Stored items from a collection
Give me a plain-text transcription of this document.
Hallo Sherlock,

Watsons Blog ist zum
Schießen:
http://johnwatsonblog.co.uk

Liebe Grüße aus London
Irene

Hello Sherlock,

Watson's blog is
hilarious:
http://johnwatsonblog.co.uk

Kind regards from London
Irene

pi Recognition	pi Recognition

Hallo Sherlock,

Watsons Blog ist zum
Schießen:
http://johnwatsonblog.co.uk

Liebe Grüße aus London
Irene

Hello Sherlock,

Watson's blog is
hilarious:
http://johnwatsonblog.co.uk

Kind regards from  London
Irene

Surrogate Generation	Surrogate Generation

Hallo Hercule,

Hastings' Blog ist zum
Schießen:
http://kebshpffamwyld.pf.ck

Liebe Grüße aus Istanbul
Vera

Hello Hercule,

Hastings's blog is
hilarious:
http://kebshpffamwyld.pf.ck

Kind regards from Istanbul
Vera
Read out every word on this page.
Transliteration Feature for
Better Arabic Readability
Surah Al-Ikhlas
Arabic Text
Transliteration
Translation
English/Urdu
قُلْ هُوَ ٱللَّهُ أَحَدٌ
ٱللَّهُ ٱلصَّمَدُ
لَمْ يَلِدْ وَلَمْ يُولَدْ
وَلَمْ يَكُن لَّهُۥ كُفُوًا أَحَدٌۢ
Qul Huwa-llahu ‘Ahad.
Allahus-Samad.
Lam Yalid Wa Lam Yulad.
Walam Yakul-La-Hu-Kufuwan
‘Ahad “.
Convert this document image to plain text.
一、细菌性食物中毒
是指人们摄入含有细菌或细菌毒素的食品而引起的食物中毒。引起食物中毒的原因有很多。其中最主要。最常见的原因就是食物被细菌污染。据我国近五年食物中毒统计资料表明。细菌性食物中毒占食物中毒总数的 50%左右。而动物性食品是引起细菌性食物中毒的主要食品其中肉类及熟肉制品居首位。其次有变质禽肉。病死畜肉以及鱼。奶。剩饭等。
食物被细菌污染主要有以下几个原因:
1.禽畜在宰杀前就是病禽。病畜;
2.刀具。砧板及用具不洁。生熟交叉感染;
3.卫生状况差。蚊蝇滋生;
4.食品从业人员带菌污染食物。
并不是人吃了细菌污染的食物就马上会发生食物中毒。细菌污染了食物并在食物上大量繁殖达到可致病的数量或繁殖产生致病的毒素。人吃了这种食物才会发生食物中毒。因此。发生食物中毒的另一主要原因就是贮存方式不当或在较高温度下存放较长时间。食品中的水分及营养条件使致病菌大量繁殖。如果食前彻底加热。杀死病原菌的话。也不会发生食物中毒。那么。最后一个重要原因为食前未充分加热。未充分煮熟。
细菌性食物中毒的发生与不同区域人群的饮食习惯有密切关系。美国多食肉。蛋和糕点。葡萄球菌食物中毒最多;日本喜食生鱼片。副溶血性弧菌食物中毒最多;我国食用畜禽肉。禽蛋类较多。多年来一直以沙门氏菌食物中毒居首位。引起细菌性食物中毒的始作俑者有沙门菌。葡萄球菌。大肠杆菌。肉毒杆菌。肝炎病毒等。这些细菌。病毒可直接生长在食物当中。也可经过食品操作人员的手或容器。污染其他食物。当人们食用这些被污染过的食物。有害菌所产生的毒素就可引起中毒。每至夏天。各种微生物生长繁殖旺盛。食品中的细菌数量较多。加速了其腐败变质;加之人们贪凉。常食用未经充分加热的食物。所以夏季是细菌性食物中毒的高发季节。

▶ **Goal**: Reproduce each entry from the records above, character for character.

▶ **Response**:
Give me a plain-text transcription of this document.
Hallo Sherlock,

Watsons Blog ist zum
Schießen:
http://johnwatsonblog.co.uk

Liebe Grüße aus London
Irene

Hello Sherlock,

Watson's blog is
hilarious:
http://johnwatsonblog.co.uk

Kind regards from London
Irene

pi Recognition	pi Recognition

Hallo Sherlock,

Watsons Blog ist zum
Schießen:
http://johnwatsonblog.co.uk

Liebe Grüße aus London
Irene

Hello Sherlock,

Watson's blog is
hilarious:
http://johnwatsonblog.co.uk

Kind regards from  London
Irene

Surrogate Generation	Surrogate Generation

Hallo Hercule,

Hastings' Blog ist zum
Schießen:
http://kebshpffamwyld.pf.ck

Liebe Grüße aus Istanbul
Vera

Hello Hercule,

Hastings's blog is
hilarious:
http://kebshpffamwyld.pf.ck

Kind regards from Istanbul
Vera
Read out every word on this page.
Transliteration Feature for
Better Arabic Readability
Surah Al-Ikhlas
Arabic Text
Transliteration
Translation
English/Urdu
قُلْ هُوَ ٱللَّهُ أَحَدٌ
ٱللَّهُ ٱلصَّمَدُ
لَمْ يَلِدْ وَلَمْ يُولَدْ
وَلَمْ يَكُن لَّهُۥ كُفُوًا أَحَدٌۢ
Qul Huwa-llahu ‘Ahad.
Allahus-Samad.
Lam Yalid Wa Lam Yulad.
Walam Yakul-La-Hu-Kufuwan
‘Ahad “.
Convert this document image to plain text.
一、细菌性食物中毒
是指人们摄入含有细菌或细菌毒素的食品而引起的食物中毒。引起食物中毒的原因有很多。其中最主要。最常见的原因就是食物被细菌污染。据我国近五年食物中毒统计资料表明。细菌性食物中毒占食物中毒总数的 50%左右。而动物性食品是引起细菌性食物中毒的主要食品其中肉类及熟肉制品居首位。其次有变质禽肉。病死畜肉以及鱼。奶。剩饭等。
食物被细菌污染主要有以下几个原因:
1.禽畜在宰杀前就是病禽。病畜;
2.刀具。砧板及用具不洁。生熟交叉感染;
3.卫生状况差。蚊蝇滋生;
4.食品从业人员带菌污染食物。
并不是人吃了细菌污染的食物就马上会发生食物中毒。细菌污染了食物并在食物上大量繁殖达到可致病的数量或繁殖产生致病的毒素。人吃了这种食物才会发生食物中毒。因此。发生食物中毒的另一主要原因就是贮存方式不当或在较高温度下存放较长时间。食品中的水分及营养条件使致病菌大量繁殖。如果食前彻底加热。杀死病原菌的话。也不会发生食物中毒。那么。最后一个重要原因为食前未充分加热。未充分煮熟。
细菌性食物中毒的发生与不同区域人群的饮食习惯有密切关系。美国多食肉。蛋和糕点。葡萄球菌食物中毒最多;日本喜食生鱼片。副溶血性弧菌食物中毒最多;我国食用畜禽肉。禽蛋类较多。多年来一直以沙门氏菌食物中毒居首位。引起细菌性食物中毒的始作俑者有沙门菌。葡萄球菌。大肠杆菌。肉毒杆菌。肝炎病毒等。这些细菌。病毒可直接生长在食物当中。也可经过食品操作人员的手或容器。污染其他食物。当人们食用这些被污染过的食物。有害菌所产生的毒素就可引起中毒。每至夏天。各种微生物生长繁殖旺盛。食品中的细菌数量较多。加速了其腐败变质;加之人们贪凉。常食用未经充分加热的食物。所以夏季是细菌性食物中毒的高发季节。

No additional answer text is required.